• WHAT TO WORK ON: Show all lines of the listing that hold the word "points".

[Dataset records]
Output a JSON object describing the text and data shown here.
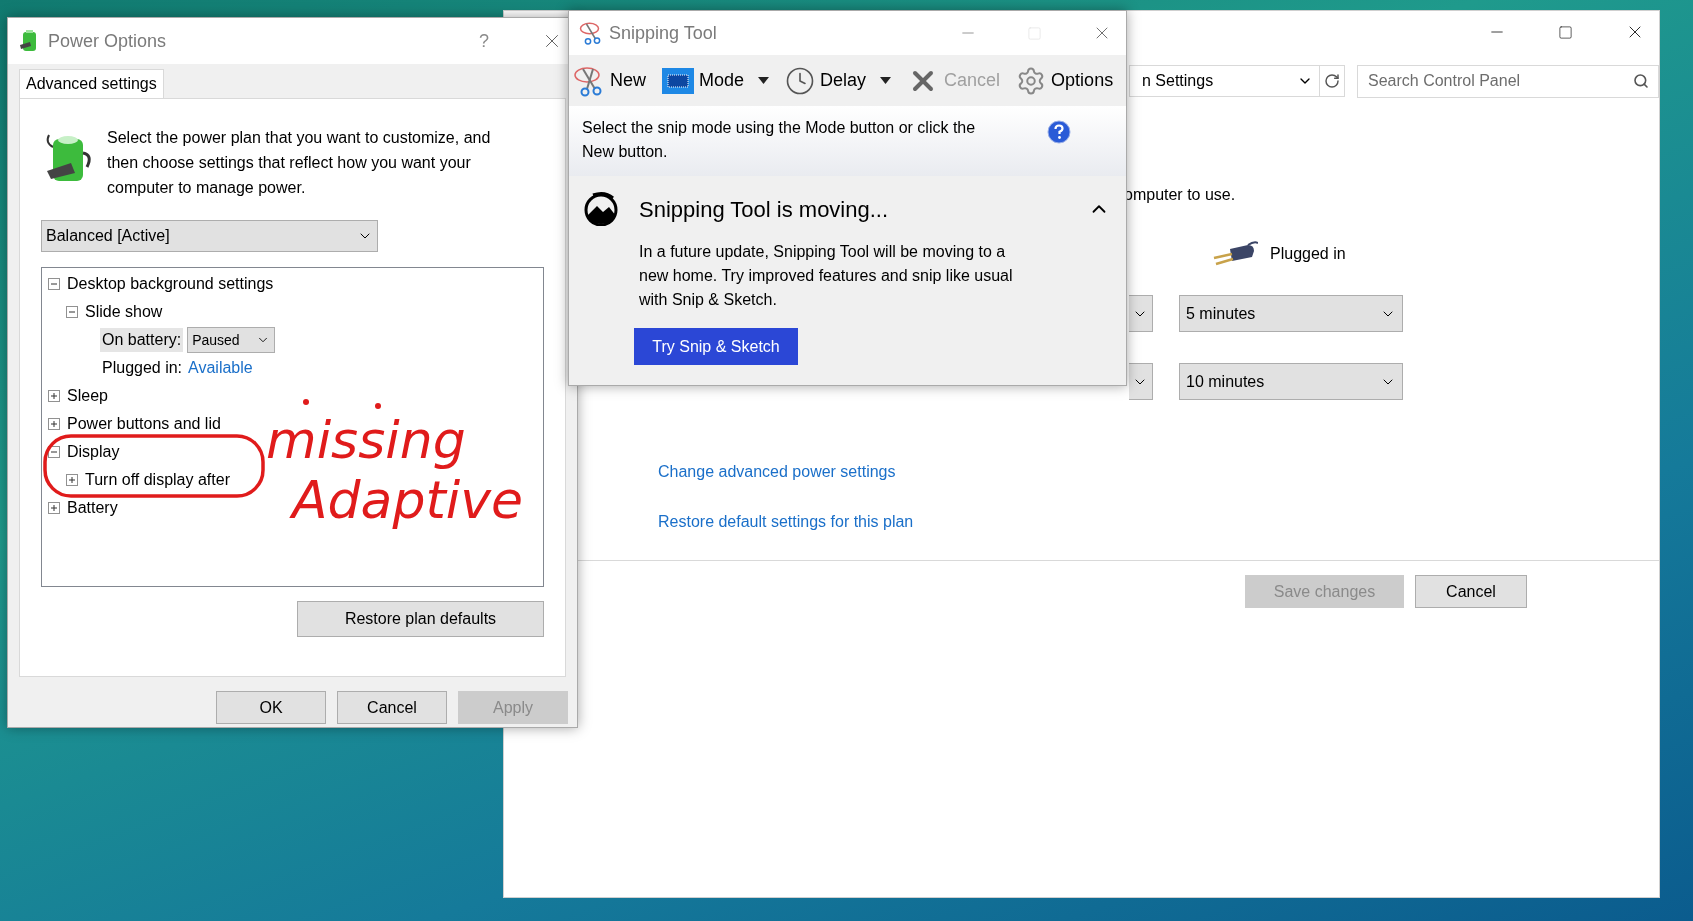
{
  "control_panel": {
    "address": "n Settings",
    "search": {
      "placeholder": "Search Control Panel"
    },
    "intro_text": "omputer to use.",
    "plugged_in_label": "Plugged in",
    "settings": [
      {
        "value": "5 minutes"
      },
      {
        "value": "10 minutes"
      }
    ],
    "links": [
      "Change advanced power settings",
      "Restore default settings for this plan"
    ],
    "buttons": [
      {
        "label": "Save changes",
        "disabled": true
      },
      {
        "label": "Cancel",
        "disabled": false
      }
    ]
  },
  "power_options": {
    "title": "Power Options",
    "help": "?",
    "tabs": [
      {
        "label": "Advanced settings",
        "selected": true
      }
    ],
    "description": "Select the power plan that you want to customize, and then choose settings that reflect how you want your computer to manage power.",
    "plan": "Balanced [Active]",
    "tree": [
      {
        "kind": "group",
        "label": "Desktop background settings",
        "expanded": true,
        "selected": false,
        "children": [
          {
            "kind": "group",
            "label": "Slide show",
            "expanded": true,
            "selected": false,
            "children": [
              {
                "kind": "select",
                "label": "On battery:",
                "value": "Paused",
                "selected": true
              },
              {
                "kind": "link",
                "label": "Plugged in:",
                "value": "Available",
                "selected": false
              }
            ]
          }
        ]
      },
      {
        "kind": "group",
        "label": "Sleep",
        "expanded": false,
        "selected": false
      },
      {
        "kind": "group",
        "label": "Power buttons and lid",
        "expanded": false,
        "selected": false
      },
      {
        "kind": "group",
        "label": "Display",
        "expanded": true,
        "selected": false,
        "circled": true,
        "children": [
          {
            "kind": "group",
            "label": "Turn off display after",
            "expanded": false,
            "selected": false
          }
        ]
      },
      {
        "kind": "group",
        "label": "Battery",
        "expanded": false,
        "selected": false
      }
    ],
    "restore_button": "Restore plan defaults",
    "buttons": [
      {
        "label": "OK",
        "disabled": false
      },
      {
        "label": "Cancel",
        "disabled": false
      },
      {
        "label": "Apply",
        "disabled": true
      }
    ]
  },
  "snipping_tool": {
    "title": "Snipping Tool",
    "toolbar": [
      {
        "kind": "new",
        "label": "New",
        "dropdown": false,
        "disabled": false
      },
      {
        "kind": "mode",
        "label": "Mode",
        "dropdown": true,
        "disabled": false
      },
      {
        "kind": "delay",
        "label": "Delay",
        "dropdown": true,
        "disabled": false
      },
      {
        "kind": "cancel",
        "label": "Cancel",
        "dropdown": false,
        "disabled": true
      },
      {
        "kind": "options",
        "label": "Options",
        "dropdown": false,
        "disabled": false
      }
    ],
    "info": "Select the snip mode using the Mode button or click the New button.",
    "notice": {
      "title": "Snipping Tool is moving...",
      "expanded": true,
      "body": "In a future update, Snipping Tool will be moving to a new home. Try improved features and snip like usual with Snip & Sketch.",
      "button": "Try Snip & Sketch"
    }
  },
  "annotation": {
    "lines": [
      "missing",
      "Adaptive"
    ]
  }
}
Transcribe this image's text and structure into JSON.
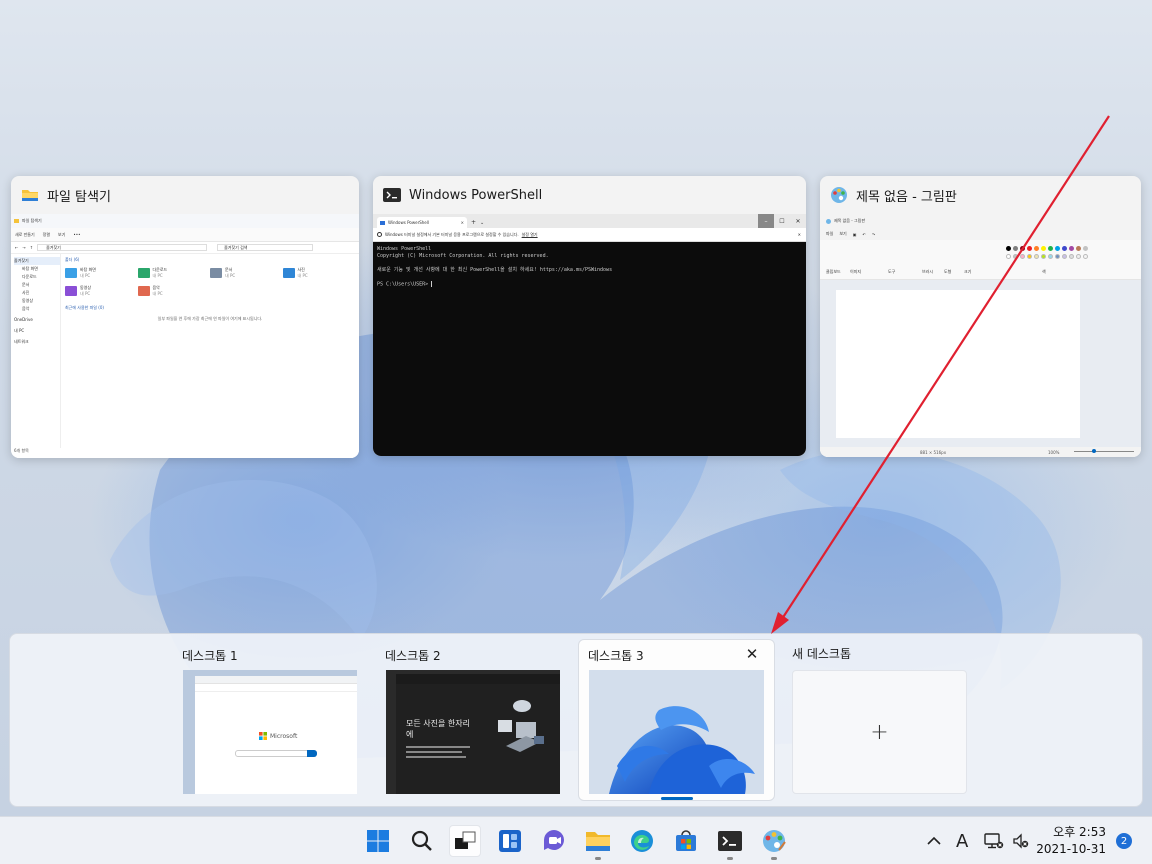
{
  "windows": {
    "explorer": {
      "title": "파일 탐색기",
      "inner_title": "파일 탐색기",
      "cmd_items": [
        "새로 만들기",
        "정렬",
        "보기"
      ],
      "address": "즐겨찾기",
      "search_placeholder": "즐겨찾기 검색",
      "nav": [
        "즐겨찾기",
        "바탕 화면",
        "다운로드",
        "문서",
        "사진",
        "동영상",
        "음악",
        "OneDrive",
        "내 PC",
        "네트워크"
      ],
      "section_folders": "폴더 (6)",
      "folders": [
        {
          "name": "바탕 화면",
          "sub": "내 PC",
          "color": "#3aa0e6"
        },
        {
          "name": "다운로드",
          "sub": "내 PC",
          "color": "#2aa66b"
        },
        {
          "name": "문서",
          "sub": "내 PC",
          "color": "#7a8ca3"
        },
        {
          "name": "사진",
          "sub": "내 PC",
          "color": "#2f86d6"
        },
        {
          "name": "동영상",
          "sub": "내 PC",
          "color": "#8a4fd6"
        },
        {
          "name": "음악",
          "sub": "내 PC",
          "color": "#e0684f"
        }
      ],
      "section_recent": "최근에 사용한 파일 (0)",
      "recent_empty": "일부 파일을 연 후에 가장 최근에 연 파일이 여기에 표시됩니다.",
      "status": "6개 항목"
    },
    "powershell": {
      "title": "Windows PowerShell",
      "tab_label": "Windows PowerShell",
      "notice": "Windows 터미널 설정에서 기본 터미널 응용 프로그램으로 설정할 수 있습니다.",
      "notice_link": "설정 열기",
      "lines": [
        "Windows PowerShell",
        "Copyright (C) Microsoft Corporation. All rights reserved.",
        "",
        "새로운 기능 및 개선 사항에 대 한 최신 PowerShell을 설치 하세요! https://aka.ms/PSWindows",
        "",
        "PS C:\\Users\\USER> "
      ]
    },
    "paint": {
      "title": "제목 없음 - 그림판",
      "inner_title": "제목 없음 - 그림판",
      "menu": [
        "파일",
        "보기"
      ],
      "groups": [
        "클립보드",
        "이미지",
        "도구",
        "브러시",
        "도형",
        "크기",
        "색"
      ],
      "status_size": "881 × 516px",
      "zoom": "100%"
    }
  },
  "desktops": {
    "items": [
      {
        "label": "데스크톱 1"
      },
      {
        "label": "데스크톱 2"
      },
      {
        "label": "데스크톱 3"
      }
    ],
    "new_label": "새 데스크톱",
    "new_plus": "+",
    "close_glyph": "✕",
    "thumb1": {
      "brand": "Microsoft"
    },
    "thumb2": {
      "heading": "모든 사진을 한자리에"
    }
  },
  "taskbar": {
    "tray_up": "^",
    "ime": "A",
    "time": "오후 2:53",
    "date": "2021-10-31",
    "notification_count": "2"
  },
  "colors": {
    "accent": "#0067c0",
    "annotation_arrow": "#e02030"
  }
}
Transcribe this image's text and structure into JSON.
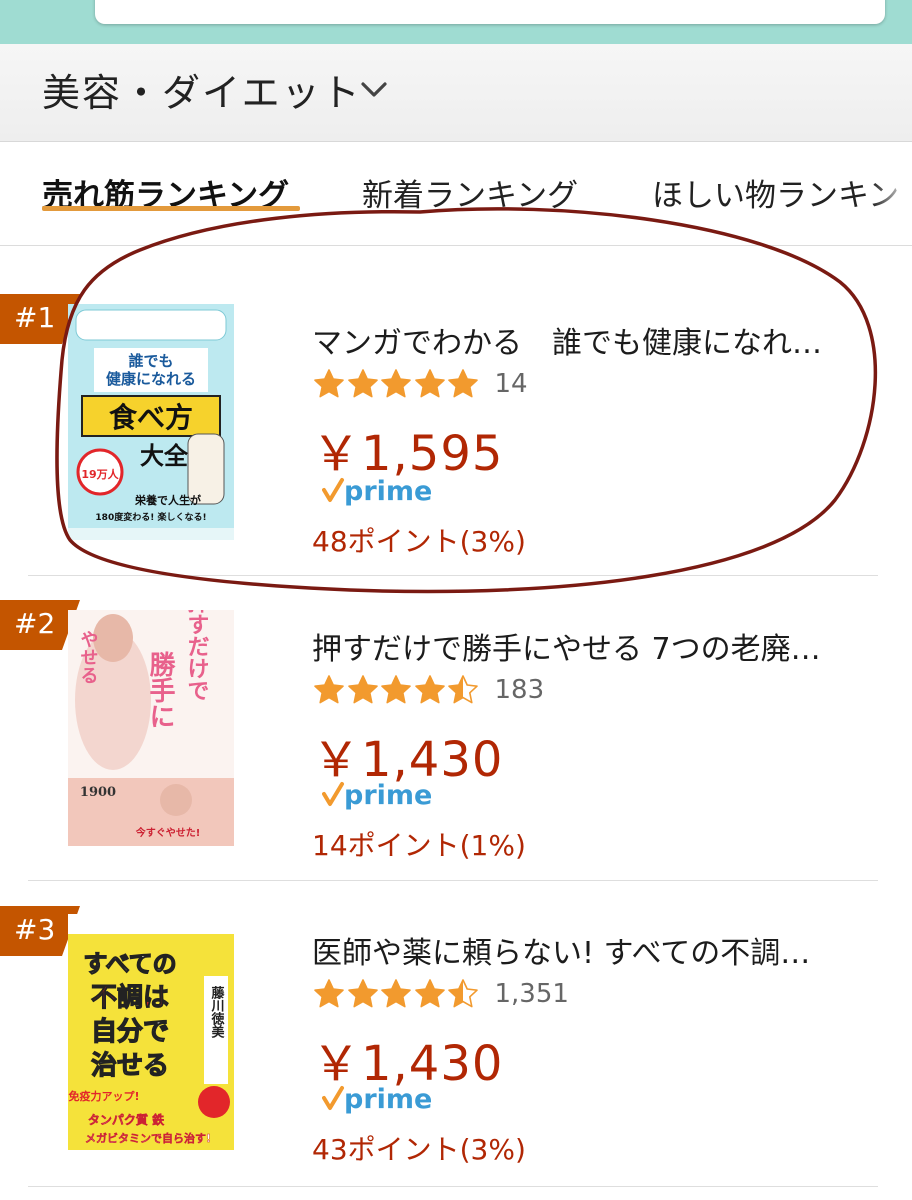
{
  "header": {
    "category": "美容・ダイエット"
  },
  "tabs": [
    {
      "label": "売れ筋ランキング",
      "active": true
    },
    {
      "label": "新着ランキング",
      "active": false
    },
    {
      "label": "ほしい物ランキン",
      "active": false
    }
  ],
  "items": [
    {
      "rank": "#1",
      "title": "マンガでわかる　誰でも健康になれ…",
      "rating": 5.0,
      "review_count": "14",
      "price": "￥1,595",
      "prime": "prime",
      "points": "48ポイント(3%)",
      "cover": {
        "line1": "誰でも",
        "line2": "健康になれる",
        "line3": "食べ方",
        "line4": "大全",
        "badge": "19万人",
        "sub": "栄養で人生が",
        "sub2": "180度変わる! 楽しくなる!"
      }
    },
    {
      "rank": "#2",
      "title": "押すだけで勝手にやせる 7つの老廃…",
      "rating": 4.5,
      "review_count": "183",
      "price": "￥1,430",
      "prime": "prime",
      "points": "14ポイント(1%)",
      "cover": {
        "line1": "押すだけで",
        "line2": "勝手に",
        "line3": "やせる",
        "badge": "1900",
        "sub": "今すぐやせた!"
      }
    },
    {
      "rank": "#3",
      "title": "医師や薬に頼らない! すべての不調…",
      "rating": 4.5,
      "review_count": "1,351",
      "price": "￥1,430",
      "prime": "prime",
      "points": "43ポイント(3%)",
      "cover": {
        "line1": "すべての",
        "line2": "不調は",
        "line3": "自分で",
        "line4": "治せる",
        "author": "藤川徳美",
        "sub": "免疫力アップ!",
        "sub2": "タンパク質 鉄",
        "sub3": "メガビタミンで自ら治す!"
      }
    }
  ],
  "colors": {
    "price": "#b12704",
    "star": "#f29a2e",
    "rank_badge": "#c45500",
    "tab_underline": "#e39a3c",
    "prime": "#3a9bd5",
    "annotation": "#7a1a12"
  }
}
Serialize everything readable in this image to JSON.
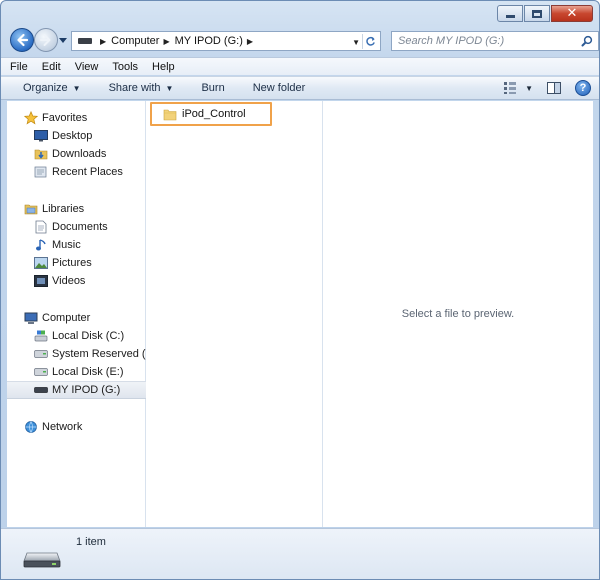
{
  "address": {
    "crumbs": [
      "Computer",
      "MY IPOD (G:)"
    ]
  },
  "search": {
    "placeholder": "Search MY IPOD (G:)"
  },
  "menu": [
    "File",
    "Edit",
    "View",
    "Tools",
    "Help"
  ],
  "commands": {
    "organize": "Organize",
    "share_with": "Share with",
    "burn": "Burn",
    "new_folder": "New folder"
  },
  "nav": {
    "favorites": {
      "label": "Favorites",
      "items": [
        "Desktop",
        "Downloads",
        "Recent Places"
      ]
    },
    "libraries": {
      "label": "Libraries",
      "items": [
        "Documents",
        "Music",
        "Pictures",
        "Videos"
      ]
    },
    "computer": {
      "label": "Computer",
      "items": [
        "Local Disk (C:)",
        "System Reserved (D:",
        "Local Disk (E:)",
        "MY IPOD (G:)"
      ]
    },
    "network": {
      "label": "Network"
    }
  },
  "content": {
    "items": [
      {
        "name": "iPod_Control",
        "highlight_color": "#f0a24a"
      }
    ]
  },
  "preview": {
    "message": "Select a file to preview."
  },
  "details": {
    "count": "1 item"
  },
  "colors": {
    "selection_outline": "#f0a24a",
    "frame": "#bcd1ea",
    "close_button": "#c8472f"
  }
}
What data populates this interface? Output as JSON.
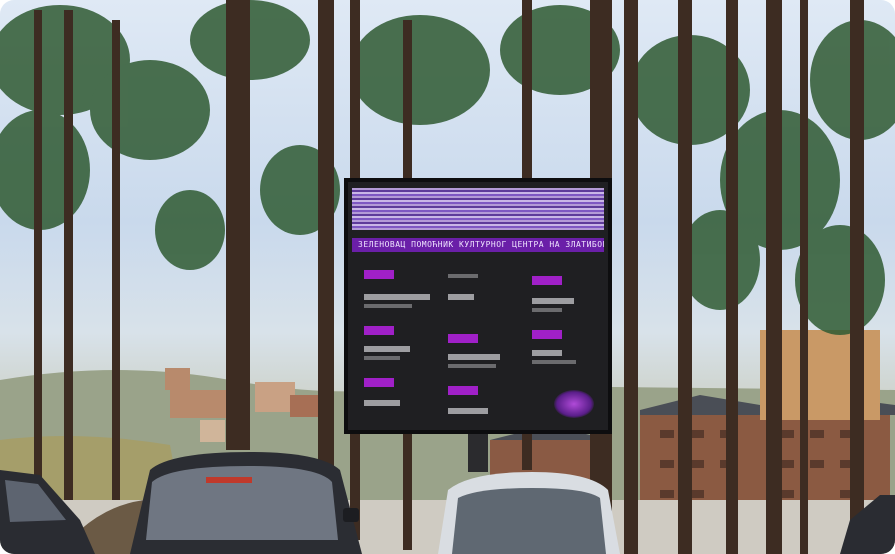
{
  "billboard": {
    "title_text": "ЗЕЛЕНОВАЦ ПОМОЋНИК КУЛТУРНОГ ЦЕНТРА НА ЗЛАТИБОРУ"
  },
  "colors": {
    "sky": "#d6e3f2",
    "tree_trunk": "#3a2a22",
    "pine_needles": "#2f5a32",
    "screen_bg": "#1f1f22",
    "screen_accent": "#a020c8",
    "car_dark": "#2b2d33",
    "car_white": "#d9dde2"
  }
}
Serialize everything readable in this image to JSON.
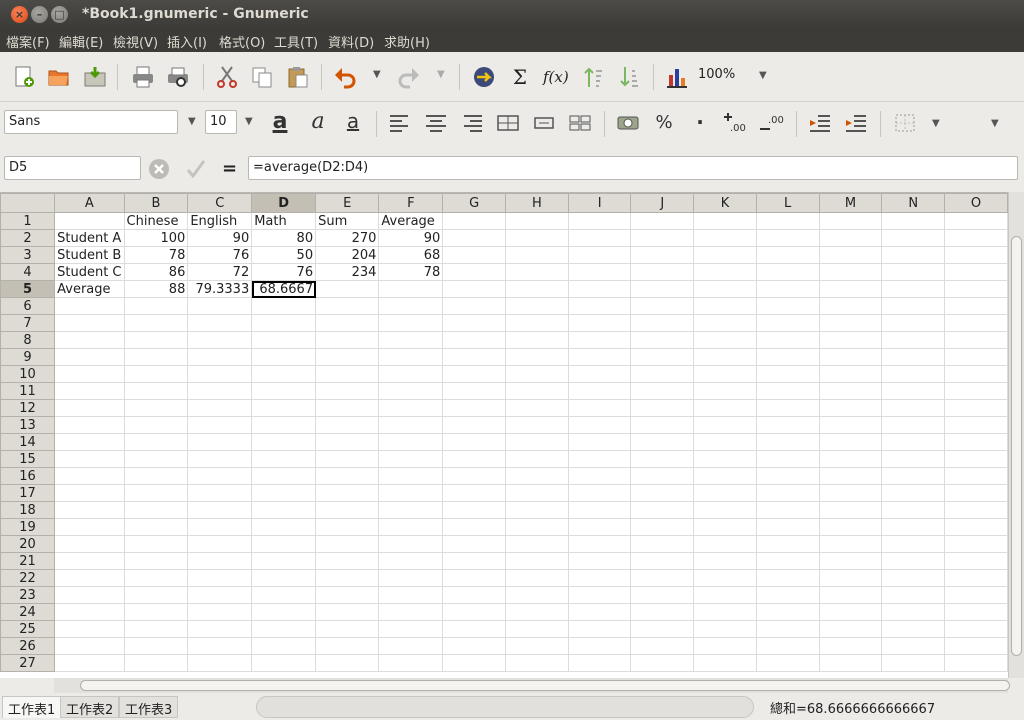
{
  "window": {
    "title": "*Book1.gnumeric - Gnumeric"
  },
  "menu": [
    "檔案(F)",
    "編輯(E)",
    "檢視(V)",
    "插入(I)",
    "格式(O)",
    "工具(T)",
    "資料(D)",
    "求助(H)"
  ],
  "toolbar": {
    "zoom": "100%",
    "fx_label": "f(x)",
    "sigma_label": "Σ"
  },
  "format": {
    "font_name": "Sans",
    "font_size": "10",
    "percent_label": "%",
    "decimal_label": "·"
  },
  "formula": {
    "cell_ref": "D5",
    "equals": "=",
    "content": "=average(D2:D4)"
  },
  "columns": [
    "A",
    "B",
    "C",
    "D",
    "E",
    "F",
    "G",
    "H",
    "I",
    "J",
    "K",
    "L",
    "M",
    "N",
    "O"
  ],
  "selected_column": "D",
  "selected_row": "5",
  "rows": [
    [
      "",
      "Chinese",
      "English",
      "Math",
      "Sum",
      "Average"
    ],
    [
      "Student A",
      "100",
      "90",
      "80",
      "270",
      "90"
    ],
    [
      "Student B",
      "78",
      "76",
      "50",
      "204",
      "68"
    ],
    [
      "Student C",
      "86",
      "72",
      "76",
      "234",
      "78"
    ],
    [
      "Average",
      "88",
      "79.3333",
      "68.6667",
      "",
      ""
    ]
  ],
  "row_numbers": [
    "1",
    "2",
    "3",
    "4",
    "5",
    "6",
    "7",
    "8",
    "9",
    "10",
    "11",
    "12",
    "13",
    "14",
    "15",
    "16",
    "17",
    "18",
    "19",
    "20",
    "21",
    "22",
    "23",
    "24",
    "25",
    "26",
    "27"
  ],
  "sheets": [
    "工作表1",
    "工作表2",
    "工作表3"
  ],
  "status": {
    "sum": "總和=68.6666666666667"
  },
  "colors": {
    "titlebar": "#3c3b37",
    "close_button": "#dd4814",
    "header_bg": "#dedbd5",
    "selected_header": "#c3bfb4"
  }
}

• EXPECTED ANSWER:
      "points": "48ポイント(3%)",
      "points": "14ポイント(1%)",
      "points": "43ポイント(3%)",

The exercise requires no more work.